:: Short exercise ::
Locate and copy each line in the data that contains the word "JSON".

(Dataset listings of figures)

....................

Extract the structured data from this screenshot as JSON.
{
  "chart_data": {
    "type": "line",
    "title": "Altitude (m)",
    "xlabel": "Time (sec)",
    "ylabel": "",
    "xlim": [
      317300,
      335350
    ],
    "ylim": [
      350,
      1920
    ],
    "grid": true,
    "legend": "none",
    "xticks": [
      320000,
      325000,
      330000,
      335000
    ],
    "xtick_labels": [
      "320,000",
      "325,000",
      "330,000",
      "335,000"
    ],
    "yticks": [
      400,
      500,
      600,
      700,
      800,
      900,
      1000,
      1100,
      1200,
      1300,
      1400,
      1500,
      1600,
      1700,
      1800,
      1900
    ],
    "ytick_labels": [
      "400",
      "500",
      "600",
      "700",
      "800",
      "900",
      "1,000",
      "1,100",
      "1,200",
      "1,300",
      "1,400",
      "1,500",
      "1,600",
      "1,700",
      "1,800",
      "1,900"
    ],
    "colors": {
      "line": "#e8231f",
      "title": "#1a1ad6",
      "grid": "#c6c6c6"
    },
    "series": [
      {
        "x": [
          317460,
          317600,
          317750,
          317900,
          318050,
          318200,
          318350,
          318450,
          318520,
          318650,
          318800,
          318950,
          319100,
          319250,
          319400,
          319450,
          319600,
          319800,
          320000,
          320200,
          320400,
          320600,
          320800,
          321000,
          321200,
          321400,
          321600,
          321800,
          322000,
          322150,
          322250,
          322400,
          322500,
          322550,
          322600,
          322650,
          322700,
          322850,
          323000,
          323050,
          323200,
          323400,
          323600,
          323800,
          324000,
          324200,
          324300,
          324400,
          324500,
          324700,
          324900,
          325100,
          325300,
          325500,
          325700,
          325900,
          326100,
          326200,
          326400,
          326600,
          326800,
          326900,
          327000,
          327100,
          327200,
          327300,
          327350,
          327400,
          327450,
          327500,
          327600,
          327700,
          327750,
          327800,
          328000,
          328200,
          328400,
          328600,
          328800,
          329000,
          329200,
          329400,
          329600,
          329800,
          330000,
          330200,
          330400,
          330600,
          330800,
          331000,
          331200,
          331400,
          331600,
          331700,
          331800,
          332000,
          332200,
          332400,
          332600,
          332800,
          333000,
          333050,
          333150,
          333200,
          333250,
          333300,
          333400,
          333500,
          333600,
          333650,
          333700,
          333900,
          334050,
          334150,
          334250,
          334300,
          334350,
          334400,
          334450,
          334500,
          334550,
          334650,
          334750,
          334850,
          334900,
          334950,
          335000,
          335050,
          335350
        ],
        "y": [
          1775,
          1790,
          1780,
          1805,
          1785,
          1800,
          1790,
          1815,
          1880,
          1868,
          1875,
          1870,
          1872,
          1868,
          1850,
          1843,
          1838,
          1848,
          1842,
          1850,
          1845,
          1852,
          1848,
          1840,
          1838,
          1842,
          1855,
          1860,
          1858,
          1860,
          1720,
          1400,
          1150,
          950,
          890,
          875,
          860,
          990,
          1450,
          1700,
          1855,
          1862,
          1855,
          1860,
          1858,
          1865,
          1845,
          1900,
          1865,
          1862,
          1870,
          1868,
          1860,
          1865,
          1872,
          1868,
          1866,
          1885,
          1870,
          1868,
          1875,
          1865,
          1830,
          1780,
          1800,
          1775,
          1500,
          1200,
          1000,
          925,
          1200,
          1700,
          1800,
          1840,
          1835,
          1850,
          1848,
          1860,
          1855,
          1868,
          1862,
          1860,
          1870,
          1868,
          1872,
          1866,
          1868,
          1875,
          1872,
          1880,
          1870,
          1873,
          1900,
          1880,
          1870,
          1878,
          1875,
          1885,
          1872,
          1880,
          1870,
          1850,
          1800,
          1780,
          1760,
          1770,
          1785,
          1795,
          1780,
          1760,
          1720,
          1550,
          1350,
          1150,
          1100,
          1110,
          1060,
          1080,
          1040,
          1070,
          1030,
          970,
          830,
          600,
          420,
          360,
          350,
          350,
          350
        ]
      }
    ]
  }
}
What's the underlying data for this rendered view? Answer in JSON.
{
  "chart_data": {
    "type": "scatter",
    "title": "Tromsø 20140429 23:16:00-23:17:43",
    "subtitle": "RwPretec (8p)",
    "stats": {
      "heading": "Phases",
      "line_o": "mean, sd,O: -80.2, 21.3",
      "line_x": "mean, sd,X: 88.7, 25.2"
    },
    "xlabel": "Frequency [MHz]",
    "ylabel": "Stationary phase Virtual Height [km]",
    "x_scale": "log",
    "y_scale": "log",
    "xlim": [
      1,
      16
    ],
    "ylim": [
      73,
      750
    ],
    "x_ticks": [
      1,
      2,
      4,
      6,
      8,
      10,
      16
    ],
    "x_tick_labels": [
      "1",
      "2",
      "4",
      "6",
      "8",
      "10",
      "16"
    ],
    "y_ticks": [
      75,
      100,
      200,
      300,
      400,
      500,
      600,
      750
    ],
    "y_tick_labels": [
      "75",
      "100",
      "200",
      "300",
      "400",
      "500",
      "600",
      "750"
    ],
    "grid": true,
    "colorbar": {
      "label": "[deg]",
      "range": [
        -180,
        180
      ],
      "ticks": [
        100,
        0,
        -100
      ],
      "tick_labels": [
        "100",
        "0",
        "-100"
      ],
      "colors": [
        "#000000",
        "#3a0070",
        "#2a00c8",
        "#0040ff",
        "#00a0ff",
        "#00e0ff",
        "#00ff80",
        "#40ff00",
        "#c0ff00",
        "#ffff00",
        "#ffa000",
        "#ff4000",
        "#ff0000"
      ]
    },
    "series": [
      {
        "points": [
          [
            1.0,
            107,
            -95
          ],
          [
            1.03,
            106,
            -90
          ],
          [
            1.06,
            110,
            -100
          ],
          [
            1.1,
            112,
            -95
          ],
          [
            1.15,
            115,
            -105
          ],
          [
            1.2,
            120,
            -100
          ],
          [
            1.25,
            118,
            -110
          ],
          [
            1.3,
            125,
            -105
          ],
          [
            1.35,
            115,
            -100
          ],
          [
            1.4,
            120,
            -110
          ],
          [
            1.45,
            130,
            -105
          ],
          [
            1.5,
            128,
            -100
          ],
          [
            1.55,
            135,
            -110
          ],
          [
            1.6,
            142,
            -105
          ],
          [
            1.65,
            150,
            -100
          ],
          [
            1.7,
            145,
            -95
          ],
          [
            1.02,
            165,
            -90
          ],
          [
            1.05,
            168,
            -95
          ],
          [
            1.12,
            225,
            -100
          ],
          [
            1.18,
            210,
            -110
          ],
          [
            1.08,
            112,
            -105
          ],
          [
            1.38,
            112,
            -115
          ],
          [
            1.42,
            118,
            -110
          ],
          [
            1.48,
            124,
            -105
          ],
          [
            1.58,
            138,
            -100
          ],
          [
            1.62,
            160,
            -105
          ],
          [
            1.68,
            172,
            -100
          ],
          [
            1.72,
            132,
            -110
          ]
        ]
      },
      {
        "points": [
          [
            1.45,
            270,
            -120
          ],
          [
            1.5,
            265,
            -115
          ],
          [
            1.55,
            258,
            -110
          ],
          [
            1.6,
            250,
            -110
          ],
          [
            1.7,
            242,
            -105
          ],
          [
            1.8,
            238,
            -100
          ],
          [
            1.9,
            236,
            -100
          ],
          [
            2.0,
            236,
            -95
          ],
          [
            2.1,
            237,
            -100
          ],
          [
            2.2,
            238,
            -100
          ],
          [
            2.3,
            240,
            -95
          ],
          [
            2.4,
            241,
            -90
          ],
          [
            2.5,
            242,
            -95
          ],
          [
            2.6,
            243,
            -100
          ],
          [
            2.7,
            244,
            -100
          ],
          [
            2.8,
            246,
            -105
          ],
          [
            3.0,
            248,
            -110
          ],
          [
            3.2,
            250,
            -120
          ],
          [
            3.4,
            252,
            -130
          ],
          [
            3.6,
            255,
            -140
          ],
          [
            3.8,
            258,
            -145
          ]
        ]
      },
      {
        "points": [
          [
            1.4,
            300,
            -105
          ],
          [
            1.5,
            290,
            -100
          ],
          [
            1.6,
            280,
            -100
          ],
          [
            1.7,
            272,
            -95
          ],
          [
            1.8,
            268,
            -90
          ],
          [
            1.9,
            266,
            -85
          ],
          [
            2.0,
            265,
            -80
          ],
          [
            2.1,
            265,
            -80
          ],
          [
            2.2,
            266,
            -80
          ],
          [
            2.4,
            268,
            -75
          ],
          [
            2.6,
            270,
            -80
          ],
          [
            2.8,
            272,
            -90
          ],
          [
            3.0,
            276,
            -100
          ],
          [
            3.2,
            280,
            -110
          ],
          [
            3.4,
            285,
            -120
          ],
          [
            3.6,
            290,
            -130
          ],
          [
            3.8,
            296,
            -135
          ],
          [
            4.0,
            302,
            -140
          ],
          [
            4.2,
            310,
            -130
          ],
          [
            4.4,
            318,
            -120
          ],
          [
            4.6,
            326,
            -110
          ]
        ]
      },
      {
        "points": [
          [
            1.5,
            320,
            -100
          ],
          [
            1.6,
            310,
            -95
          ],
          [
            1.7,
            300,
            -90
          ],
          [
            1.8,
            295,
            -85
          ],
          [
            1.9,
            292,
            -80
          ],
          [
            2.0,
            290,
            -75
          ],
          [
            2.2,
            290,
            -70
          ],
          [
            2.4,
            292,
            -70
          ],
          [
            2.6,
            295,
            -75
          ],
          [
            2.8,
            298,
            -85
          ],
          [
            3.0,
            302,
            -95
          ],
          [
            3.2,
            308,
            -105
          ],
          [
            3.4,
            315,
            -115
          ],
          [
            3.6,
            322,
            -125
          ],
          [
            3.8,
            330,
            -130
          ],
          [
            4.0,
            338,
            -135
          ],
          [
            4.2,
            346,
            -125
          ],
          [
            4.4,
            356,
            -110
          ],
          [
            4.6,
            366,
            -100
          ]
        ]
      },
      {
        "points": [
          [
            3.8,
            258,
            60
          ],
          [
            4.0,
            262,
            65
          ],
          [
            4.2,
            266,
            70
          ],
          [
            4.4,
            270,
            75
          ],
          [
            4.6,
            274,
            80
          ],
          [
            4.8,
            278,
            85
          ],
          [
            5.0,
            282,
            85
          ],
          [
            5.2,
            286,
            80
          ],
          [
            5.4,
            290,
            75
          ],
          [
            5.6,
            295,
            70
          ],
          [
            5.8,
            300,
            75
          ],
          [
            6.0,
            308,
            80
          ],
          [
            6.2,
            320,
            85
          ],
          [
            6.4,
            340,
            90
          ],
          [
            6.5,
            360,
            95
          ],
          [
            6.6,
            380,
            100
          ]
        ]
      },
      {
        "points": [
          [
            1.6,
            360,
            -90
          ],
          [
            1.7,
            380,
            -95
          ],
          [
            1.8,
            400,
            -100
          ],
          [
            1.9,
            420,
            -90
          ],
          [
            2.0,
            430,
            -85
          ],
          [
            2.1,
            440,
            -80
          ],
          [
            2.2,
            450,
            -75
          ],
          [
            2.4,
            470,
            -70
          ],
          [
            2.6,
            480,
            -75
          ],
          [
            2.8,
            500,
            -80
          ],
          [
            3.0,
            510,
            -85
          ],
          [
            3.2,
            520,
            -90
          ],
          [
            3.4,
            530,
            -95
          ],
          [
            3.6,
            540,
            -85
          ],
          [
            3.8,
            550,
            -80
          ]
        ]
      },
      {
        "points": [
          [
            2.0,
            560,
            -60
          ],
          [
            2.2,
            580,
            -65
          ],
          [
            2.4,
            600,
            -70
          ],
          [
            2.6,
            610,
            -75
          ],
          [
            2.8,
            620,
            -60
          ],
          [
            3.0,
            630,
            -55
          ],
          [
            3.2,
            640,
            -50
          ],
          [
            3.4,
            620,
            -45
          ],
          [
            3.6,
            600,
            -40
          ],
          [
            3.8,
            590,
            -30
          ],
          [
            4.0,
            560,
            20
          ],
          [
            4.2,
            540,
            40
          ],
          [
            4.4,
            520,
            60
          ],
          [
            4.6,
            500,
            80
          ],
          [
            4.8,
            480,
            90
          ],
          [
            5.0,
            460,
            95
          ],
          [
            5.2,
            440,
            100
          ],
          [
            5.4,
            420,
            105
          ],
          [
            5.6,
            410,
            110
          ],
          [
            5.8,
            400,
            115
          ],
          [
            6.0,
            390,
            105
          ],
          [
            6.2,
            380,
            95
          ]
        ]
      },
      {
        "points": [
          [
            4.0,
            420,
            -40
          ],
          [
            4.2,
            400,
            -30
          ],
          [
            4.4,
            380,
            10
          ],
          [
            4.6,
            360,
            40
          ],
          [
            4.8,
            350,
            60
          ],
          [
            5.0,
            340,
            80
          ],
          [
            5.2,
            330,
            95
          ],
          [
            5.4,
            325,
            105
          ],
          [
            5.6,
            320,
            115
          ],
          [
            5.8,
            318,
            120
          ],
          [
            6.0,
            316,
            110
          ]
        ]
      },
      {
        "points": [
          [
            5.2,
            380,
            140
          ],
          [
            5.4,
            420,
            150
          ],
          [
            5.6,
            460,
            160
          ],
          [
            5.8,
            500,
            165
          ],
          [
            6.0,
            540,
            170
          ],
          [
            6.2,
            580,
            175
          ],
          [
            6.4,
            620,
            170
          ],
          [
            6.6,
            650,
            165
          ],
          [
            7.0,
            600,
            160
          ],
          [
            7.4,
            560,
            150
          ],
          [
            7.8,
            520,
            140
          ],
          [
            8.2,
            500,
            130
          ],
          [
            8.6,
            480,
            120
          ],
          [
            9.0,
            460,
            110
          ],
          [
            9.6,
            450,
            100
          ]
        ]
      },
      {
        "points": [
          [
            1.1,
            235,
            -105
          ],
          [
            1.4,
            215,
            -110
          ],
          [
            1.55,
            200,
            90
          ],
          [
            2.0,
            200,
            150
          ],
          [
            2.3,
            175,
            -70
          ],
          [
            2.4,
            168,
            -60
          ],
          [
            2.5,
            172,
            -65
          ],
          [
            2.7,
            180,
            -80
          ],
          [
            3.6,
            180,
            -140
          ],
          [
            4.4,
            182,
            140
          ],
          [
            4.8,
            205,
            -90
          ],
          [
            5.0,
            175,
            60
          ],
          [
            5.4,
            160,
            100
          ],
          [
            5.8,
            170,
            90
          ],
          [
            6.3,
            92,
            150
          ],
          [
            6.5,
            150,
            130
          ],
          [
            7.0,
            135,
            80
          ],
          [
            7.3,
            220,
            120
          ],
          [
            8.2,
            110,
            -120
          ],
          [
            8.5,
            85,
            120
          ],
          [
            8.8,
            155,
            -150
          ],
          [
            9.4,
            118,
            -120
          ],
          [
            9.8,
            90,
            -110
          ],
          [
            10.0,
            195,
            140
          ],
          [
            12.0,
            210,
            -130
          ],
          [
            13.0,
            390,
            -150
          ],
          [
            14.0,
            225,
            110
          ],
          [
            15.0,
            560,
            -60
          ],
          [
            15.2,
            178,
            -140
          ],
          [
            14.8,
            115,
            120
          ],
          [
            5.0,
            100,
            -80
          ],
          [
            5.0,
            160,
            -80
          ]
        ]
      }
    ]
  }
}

....................

:: Task result ::
Extract the structured data from this screenshot as JSON.
What's the underlying data for this rendered view? Answer in JSON.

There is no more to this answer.